» Request:
Return a copy of every line in the records that includes the word "equipped".

» Material provided:
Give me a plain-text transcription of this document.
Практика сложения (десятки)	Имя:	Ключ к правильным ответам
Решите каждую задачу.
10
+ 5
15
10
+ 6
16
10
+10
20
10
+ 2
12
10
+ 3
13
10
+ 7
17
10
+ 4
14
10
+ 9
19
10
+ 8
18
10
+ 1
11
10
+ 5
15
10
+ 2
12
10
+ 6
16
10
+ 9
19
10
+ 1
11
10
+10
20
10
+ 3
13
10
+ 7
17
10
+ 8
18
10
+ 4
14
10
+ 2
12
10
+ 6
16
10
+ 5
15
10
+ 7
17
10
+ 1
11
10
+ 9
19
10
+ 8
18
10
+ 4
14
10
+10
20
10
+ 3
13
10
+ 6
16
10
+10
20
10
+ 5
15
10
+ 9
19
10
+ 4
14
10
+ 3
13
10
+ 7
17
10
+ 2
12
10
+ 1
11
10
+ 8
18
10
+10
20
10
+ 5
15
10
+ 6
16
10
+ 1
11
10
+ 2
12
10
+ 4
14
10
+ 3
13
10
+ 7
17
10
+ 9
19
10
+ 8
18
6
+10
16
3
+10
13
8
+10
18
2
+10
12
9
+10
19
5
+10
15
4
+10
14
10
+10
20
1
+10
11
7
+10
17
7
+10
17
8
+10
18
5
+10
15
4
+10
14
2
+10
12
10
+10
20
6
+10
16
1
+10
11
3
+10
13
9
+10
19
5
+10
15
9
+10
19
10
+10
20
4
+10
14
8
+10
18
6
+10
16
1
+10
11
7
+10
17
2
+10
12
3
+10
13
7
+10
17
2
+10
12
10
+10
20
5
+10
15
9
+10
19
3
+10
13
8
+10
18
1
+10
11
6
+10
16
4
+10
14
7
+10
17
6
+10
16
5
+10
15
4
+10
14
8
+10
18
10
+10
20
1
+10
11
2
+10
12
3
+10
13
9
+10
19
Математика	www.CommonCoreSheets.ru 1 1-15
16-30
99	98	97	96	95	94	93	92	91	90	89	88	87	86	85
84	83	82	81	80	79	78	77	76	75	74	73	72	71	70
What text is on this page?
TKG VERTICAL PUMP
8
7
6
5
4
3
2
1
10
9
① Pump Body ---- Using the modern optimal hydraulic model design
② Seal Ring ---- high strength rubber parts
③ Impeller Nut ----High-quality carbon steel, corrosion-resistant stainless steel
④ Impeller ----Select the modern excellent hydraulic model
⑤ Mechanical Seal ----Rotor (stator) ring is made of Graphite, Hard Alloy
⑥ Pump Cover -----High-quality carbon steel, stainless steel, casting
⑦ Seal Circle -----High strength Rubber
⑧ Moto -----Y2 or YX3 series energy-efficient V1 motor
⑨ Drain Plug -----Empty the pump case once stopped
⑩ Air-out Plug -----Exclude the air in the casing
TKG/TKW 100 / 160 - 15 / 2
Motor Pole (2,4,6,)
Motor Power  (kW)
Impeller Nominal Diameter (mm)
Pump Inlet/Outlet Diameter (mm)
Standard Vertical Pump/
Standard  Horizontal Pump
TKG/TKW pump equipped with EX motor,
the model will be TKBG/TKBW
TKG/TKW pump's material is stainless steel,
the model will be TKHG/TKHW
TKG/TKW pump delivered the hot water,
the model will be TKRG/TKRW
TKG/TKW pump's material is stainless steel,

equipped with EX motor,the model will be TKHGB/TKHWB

» Complete output:
TKG/TKW pump equipped with EX motor,
equipped with EX motor,the model will be TKHGB/TKHWB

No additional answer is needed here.